- SUPPLIED RECORDS:
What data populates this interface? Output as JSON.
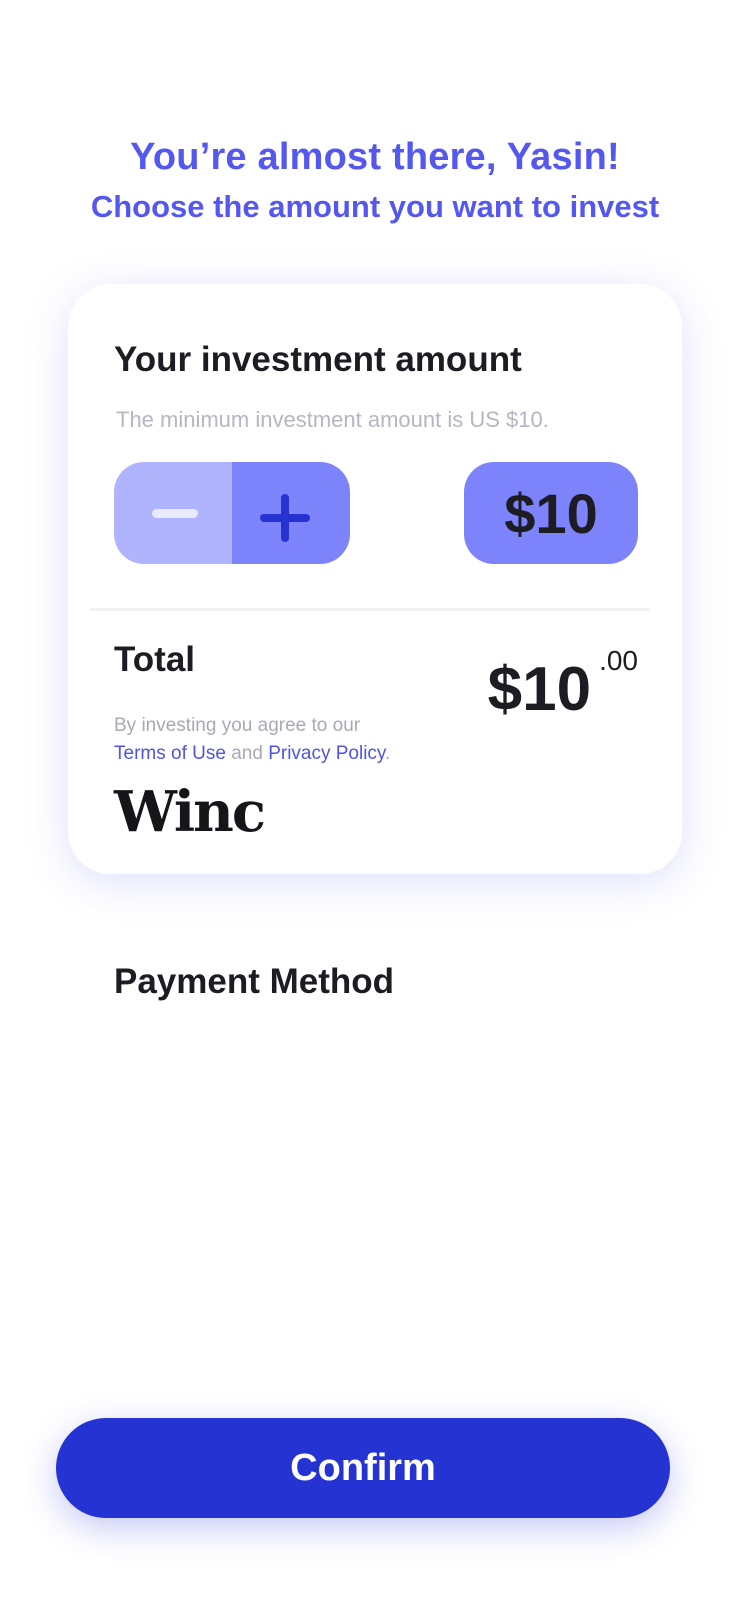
{
  "header": {
    "title": "You’re almost there, Yasin!",
    "subtitle": "Choose the amount you want to invest"
  },
  "investment_card": {
    "title": "Your investment amount",
    "minimum_note": "The minimum investment amount is US $10.",
    "amount": "$10",
    "total_label": "Total",
    "total_main": "$10",
    "total_cents": ".00",
    "agreement_prefix": "By investing you agree to our",
    "terms_link": "Terms of Use",
    "and_text": "and",
    "privacy_link": "Privacy Policy",
    "period": ".",
    "brand_logo": "Winc"
  },
  "payment": {
    "title": "Payment Method"
  },
  "footer": {
    "confirm_label": "Confirm"
  },
  "colors": {
    "accent": "#5558ef",
    "primary_button": "#2433d2",
    "stepper_minus": "#b0b4fd",
    "stepper_plus": "#7d83fb"
  },
  "icons": {
    "decrement": "minus-icon",
    "increment": "plus-icon"
  }
}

- DESCRIPTION OF THE TASK: Copy the listing in full and without alteration, omitting every picture.

- TASK OUTPUT:
What data populates this interface? Output as JSON.
{
  "header": {
    "title": "You’re almost there, Yasin!",
    "subtitle": "Choose the amount you want to invest"
  },
  "investment_card": {
    "title": "Your investment amount",
    "minimum_note": "The minimum investment amount is US $10.",
    "amount": "$10",
    "total_label": "Total",
    "total_main": "$10",
    "total_cents": ".00",
    "agreement_prefix": "By investing you agree to our",
    "terms_link": "Terms of Use",
    "and_text": "and",
    "privacy_link": "Privacy Policy",
    "period": ".",
    "brand_logo": "Winc"
  },
  "payment": {
    "title": "Payment Method"
  },
  "footer": {
    "confirm_label": "Confirm"
  },
  "colors": {
    "accent": "#5558ef",
    "primary_button": "#2433d2",
    "stepper_minus": "#b0b4fd",
    "stepper_plus": "#7d83fb"
  },
  "icons": {
    "decrement": "minus-icon",
    "increment": "plus-icon"
  }
}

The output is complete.